Task instructions:
For each line below that contains the string "color", copy that line.
#### Information provided
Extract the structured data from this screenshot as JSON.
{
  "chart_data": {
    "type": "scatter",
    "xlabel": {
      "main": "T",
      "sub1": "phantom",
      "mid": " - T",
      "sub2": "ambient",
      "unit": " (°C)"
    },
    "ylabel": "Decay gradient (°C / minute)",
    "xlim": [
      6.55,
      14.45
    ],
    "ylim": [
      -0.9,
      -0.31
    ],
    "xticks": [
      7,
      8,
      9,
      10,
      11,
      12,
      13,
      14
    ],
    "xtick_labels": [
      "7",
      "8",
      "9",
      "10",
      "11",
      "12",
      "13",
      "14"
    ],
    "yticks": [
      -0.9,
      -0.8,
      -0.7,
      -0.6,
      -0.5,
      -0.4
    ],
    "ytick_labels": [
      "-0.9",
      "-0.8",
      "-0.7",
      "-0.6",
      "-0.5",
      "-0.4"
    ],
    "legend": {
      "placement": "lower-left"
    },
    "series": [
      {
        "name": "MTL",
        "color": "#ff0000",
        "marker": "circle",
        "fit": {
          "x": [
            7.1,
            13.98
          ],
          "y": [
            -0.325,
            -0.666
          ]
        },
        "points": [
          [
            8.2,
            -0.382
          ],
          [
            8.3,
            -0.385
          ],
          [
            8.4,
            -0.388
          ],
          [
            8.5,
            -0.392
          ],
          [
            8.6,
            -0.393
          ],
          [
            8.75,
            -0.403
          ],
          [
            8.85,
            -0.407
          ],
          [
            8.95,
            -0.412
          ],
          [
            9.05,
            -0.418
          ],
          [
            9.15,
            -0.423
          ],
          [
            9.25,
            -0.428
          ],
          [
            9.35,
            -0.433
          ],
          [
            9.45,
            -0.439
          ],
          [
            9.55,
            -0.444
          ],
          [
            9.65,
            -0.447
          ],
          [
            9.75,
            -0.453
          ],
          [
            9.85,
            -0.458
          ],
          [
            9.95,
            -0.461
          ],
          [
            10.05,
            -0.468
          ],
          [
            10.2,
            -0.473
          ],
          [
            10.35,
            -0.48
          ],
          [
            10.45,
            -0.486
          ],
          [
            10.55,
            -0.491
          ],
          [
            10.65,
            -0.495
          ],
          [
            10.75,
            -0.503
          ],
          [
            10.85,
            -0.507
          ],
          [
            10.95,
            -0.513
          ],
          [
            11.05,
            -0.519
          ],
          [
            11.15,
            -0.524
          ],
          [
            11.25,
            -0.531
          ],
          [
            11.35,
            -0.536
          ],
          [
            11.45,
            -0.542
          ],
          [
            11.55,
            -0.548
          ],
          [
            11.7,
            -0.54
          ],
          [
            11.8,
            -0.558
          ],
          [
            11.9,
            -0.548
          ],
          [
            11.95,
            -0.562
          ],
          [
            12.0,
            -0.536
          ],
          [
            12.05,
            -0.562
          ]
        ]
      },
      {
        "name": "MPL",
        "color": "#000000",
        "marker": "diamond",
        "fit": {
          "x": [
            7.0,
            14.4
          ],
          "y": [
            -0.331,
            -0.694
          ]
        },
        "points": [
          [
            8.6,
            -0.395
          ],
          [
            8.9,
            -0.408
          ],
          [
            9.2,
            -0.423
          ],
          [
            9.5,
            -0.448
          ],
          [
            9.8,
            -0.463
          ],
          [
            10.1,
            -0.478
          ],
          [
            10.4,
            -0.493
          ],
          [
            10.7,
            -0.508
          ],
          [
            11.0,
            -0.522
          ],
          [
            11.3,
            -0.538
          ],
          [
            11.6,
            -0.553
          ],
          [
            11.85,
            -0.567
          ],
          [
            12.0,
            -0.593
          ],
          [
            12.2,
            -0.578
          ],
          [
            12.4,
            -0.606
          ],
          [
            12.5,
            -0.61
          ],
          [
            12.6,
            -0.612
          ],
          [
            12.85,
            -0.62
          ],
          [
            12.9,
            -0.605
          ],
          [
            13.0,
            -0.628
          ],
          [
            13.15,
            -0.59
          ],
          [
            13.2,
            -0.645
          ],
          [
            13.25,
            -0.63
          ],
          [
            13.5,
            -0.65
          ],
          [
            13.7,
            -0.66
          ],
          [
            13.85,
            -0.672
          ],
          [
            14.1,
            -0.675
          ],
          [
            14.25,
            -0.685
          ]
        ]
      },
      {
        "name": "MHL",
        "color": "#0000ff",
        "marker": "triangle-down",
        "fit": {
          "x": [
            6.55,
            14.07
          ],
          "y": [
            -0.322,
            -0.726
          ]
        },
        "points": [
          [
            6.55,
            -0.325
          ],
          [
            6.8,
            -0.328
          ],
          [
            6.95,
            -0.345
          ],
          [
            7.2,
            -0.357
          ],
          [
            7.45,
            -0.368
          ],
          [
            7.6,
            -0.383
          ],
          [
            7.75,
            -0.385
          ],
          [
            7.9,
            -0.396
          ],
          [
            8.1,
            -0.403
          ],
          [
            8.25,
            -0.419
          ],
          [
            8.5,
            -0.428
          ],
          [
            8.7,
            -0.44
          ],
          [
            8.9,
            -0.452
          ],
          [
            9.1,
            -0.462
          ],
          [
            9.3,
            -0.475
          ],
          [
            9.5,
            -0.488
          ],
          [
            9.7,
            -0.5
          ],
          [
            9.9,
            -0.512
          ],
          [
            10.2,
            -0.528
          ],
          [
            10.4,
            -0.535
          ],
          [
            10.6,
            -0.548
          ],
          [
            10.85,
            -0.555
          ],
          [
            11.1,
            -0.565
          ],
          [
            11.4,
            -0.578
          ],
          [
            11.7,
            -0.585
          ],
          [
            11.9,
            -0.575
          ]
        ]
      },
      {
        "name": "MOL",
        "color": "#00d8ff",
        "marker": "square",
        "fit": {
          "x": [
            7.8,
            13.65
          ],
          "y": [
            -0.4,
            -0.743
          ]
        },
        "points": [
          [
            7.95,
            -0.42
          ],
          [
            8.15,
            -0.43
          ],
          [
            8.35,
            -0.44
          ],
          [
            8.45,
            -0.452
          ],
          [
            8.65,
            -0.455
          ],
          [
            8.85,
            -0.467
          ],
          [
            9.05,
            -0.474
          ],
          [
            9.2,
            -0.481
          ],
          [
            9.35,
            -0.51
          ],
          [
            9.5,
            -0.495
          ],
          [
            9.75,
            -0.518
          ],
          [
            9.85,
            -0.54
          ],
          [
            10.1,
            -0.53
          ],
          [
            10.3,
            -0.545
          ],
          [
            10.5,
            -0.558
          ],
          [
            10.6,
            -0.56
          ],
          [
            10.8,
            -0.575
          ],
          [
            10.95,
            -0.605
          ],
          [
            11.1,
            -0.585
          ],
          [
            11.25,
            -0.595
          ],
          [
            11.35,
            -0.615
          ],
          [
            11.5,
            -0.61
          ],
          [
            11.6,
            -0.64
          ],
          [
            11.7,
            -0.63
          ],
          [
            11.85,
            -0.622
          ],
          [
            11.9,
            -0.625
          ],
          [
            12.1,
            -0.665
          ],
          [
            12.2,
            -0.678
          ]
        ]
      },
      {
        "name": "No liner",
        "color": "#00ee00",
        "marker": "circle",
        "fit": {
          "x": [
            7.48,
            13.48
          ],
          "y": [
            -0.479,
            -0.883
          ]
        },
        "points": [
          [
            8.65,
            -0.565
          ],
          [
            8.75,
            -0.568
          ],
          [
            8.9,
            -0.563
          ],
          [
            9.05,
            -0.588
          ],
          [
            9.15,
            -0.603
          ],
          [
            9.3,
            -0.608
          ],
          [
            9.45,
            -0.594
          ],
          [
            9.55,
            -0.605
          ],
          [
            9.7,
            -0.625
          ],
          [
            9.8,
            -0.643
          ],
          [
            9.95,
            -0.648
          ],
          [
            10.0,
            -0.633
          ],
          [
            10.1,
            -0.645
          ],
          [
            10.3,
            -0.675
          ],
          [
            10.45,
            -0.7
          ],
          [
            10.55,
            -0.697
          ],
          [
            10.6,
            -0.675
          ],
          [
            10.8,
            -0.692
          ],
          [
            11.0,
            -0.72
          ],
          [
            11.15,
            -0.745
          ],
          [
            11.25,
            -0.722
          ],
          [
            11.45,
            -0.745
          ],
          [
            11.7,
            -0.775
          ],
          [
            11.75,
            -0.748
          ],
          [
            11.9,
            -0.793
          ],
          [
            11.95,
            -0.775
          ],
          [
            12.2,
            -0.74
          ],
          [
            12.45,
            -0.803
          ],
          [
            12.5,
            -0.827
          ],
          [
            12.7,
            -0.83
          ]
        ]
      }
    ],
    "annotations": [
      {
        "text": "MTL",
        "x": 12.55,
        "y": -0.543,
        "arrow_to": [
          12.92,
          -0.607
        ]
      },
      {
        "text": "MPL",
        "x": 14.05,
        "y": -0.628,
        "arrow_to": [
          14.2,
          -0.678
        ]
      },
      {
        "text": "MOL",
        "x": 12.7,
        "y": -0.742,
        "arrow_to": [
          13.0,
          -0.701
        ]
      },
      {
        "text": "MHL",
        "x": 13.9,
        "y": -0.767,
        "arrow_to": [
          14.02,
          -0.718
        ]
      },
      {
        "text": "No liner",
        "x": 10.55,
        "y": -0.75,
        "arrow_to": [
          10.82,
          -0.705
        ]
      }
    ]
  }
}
########
Written answer:
        "color": "#ff0000",
        "color": "#000000",
        "color": "#0000ff",
        "color": "#00d8ff",
        "color": "#00ee00",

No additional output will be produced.